[Data entries]
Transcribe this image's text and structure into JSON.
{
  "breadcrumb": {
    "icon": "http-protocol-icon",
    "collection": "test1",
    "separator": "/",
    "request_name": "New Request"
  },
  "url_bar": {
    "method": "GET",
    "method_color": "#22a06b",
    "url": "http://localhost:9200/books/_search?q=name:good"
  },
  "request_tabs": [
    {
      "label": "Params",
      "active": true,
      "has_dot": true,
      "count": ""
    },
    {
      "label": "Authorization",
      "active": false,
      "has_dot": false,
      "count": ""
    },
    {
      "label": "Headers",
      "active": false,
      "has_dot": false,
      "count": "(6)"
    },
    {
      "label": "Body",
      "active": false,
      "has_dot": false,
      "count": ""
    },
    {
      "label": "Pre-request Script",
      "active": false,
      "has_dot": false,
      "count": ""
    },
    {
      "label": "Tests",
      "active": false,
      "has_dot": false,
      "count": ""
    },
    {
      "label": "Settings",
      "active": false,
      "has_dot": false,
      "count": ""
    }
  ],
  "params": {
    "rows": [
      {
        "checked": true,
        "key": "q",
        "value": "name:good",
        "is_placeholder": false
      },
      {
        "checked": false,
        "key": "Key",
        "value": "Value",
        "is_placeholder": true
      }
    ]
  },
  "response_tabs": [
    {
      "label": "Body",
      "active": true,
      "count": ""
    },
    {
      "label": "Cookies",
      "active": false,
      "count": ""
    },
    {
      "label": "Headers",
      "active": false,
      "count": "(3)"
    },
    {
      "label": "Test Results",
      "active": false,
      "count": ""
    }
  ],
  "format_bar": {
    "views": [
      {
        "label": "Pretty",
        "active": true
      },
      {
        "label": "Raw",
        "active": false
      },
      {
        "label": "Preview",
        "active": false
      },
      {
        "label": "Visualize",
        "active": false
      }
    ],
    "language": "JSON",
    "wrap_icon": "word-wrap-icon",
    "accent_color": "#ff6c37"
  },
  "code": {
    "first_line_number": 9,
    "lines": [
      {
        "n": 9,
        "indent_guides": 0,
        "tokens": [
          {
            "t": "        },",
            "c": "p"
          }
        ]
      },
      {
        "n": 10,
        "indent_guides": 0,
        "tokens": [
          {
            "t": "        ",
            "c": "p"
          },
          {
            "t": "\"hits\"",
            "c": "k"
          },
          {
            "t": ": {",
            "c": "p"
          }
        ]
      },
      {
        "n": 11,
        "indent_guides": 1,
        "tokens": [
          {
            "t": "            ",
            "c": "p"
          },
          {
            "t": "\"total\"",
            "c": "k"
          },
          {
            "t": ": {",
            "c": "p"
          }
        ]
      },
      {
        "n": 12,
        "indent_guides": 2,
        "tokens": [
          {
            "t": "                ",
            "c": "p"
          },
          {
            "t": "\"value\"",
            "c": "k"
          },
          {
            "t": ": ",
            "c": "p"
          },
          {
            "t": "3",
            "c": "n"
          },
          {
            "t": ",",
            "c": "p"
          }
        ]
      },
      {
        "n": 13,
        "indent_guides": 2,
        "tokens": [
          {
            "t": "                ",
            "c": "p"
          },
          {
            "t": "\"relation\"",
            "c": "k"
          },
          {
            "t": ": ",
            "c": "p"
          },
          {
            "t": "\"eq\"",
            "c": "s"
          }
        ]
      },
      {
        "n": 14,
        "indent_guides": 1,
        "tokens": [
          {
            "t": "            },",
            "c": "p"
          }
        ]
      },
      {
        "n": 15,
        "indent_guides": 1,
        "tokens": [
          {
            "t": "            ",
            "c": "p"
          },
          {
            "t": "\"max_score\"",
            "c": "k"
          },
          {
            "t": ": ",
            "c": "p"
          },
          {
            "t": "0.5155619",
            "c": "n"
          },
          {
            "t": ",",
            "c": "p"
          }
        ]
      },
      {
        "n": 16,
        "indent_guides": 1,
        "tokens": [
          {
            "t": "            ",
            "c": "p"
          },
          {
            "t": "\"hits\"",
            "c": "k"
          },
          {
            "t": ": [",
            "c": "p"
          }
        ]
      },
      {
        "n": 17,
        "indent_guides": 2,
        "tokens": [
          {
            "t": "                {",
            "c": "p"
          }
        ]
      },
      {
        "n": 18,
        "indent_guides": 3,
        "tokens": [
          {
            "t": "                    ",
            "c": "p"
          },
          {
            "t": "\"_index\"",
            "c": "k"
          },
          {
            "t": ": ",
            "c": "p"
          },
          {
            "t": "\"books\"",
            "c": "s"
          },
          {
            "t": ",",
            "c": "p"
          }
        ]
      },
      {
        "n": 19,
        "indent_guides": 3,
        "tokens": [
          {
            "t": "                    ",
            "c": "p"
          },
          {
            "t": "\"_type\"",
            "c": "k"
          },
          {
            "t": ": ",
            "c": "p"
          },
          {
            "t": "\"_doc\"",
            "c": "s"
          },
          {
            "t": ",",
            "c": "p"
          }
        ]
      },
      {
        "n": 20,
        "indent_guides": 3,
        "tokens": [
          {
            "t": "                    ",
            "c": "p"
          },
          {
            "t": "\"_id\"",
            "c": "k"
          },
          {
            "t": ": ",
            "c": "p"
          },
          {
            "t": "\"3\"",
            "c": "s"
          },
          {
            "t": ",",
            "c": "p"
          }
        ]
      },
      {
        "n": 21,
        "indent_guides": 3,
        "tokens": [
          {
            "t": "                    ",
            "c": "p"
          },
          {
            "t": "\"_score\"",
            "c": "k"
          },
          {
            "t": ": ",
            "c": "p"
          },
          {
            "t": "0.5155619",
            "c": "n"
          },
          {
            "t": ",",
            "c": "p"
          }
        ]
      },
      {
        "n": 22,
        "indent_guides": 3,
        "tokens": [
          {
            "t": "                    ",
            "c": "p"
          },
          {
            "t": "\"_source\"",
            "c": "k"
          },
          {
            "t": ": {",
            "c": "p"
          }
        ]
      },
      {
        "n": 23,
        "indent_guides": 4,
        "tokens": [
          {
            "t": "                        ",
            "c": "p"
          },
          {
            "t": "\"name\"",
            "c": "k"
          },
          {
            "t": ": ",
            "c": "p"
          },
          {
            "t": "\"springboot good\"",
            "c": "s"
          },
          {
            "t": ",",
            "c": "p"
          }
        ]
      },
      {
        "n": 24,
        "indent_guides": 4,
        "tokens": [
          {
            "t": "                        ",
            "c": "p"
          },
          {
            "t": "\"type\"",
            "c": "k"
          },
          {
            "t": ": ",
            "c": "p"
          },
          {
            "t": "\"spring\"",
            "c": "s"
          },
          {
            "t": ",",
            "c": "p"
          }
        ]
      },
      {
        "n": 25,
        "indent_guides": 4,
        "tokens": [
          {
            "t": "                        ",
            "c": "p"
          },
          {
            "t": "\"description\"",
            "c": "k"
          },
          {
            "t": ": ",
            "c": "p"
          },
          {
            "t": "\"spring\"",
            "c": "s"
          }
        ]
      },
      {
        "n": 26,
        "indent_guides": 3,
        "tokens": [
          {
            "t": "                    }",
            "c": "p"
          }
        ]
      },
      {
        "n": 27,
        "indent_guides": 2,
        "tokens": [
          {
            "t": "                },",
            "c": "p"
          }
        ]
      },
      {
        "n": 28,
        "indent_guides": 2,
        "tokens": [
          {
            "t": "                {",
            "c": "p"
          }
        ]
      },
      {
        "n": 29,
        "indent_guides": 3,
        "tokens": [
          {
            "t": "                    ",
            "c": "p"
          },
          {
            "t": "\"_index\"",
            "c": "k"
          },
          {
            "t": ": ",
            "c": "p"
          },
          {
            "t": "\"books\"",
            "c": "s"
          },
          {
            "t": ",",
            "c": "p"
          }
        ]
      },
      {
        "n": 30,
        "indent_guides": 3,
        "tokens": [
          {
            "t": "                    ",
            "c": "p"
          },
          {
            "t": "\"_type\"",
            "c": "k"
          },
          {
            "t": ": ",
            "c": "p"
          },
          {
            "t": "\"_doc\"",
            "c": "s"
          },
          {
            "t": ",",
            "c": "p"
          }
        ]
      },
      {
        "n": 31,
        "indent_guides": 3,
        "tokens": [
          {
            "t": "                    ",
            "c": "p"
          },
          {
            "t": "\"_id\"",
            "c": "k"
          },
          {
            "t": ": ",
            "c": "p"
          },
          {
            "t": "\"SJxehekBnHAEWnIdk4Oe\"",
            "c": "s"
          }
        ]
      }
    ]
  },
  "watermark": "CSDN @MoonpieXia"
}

● **Exercise**: Return every line holding the word "http" from the records.

● **Task response**:
    "icon": "http-protocol-icon",
    "url": "http://localhost:9200/books/_search?q=name:good"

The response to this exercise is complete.